▸ Exercise directions: Restate the entire listing word for word.

__________________________________________________

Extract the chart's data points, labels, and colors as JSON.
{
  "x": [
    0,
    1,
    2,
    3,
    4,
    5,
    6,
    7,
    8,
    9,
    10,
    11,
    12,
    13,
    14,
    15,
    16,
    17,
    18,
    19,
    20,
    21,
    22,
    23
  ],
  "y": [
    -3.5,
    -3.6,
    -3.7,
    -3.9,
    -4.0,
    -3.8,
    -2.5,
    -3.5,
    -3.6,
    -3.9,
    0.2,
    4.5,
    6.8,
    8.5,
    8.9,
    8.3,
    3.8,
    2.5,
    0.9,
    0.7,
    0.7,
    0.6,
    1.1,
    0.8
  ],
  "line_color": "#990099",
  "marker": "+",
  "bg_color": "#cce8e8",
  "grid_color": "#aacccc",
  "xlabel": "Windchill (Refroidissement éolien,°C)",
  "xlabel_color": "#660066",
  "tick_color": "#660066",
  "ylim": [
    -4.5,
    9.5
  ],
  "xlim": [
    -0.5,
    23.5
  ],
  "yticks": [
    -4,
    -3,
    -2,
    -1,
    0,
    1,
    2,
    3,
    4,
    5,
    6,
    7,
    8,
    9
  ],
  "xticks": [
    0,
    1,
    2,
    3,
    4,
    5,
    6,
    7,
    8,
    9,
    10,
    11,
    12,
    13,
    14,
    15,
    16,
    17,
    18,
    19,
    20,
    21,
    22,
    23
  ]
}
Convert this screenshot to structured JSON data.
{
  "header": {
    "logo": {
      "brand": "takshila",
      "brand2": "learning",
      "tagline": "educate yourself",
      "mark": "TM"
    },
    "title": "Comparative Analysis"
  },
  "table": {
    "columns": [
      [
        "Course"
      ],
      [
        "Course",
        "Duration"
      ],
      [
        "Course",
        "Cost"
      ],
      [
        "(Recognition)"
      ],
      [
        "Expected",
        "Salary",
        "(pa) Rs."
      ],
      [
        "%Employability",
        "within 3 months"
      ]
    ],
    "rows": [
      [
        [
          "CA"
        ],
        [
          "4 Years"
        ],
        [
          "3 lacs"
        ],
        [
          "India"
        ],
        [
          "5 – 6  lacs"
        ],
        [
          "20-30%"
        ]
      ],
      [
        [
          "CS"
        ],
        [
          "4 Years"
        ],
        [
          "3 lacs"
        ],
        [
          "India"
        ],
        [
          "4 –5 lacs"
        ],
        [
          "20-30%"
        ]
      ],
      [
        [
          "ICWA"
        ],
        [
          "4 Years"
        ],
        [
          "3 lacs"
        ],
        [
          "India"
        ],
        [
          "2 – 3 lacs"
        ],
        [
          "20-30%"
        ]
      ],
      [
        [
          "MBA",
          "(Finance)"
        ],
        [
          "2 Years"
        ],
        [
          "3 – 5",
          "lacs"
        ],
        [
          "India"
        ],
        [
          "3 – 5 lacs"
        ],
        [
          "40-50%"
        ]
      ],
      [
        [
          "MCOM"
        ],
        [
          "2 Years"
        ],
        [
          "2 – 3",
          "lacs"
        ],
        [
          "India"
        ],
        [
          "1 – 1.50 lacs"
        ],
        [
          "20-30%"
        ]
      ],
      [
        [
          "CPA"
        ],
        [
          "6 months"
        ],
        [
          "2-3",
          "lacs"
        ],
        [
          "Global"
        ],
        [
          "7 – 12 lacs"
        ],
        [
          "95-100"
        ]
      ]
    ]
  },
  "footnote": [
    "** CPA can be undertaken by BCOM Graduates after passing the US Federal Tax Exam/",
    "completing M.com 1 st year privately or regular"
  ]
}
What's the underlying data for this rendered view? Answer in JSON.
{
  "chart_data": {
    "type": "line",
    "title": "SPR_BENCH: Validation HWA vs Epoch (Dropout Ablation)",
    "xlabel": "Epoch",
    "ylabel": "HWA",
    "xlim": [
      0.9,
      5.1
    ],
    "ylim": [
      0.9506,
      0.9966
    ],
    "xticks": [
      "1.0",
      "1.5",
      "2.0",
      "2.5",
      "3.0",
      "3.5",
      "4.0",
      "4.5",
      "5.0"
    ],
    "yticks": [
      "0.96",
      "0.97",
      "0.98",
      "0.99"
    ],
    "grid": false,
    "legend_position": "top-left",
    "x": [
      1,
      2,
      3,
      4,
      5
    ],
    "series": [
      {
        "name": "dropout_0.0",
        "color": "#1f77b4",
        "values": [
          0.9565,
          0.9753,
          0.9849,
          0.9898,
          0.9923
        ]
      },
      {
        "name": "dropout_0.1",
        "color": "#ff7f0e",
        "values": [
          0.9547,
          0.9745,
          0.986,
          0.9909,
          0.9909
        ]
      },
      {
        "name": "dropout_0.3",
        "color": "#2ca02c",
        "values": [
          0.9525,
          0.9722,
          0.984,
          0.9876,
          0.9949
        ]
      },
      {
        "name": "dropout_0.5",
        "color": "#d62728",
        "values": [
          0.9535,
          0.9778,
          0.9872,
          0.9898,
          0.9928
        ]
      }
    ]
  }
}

__________________________________________________

▸ Task solution:
Extract the chart's data points, labels, and colors as JSON.
{
  "x": [
    0,
    1,
    2,
    3,
    4,
    5,
    6,
    7,
    8,
    9,
    10,
    11,
    12,
    13,
    14,
    15,
    16,
    17,
    18,
    19,
    20,
    21,
    22,
    23
  ],
  "y": [
    -3.5,
    -3.6,
    -3.7,
    -3.9,
    -4.0,
    -3.8,
    -2.5,
    -3.5,
    -3.6,
    -3.9,
    0.2,
    4.5,
    6.8,
    8.5,
    8.9,
    8.3,
    3.8,
    2.5,
    0.9,
    0.7,
    0.7,
    0.6,
    1.1,
    0.8
  ],
  "line_color": "#990099",
  "marker": "+",
  "bg_color": "#cce8e8",
  "grid_color": "#aacccc",
  "xlabel": "Windchill (Refroidissement éolien,°C)",
  "xlabel_color": "#660066",
  "tick_color": "#660066",
  "ylim": [
    -4.5,
    9.5
  ],
  "xlim": [
    -0.5,
    23.5
  ],
  "yticks": [
    -4,
    -3,
    -2,
    -1,
    0,
    1,
    2,
    3,
    4,
    5,
    6,
    7,
    8,
    9
  ],
  "xticks": [
    0,
    1,
    2,
    3,
    4,
    5,
    6,
    7,
    8,
    9,
    10,
    11,
    12,
    13,
    14,
    15,
    16,
    17,
    18,
    19,
    20,
    21,
    22,
    23
  ]
}
Convert this screenshot to structured JSON data.
{
  "header": {
    "logo": {
      "brand": "takshila",
      "brand2": "learning",
      "tagline": "educate yourself",
      "mark": "TM"
    },
    "title": "Comparative Analysis"
  },
  "table": {
    "columns": [
      [
        "Course"
      ],
      [
        "Course",
        "Duration"
      ],
      [
        "Course",
        "Cost"
      ],
      [
        "(Recognition)"
      ],
      [
        "Expected",
        "Salary",
        "(pa) Rs."
      ],
      [
        "%Employability",
        "within 3 months"
      ]
    ],
    "rows": [
      [
        [
          "CA"
        ],
        [
          "4 Years"
        ],
        [
          "3 lacs"
        ],
        [
          "India"
        ],
        [
          "5 – 6  lacs"
        ],
        [
          "20-30%"
        ]
      ],
      [
        [
          "CS"
        ],
        [
          "4 Years"
        ],
        [
          "3 lacs"
        ],
        [
          "India"
        ],
        [
          "4 –5 lacs"
        ],
        [
          "20-30%"
        ]
      ],
      [
        [
          "ICWA"
        ],
        [
          "4 Years"
        ],
        [
          "3 lacs"
        ],
        [
          "India"
        ],
        [
          "2 – 3 lacs"
        ],
        [
          "20-30%"
        ]
      ],
      [
        [
          "MBA",
          "(Finance)"
        ],
        [
          "2 Years"
        ],
        [
          "3 – 5",
          "lacs"
        ],
        [
          "India"
        ],
        [
          "3 – 5 lacs"
        ],
        [
          "40-50%"
        ]
      ],
      [
        [
          "MCOM"
        ],
        [
          "2 Years"
        ],
        [
          "2 – 3",
          "lacs"
        ],
        [
          "India"
        ],
        [
          "1 – 1.50 lacs"
        ],
        [
          "20-30%"
        ]
      ],
      [
        [
          "CPA"
        ],
        [
          "6 months"
        ],
        [
          "2-3",
          "lacs"
        ],
        [
          "Global"
        ],
        [
          "7 – 12 lacs"
        ],
        [
          "95-100"
        ]
      ]
    ]
  },
  "footnote": [
    "** CPA can be undertaken by BCOM Graduates after passing the US Federal Tax Exam/",
    "completing M.com 1 st year privately or regular"
  ]
}
What's the underlying data for this rendered view? Answer in JSON.
{
  "chart_data": {
    "type": "line",
    "title": "SPR_BENCH: Validation HWA vs Epoch (Dropout Ablation)",
    "xlabel": "Epoch",
    "ylabel": "HWA",
    "xlim": [
      0.9,
      5.1
    ],
    "ylim": [
      0.9506,
      0.9966
    ],
    "xticks": [
      "1.0",
      "1.5",
      "2.0",
      "2.5",
      "3.0",
      "3.5",
      "4.0",
      "4.5",
      "5.0"
    ],
    "yticks": [
      "0.96",
      "0.97",
      "0.98",
      "0.99"
    ],
    "grid": false,
    "legend_position": "top-left",
    "x": [
      1,
      2,
      3,
      4,
      5
    ],
    "series": [
      {
        "name": "dropout_0.0",
        "color": "#1f77b4",
        "values": [
          0.9565,
          0.9753,
          0.9849,
          0.9898,
          0.9923
        ]
      },
      {
        "name": "dropout_0.1",
        "color": "#ff7f0e",
        "values": [
          0.9547,
          0.9745,
          0.986,
          0.9909,
          0.9909
        ]
      },
      {
        "name": "dropout_0.3",
        "color": "#2ca02c",
        "values": [
          0.9525,
          0.9722,
          0.984,
          0.9876,
          0.9949
        ]
      },
      {
        "name": "dropout_0.5",
        "color": "#d62728",
        "values": [
          0.9535,
          0.9778,
          0.9872,
          0.9898,
          0.9928
        ]
      }
    ]
  }
}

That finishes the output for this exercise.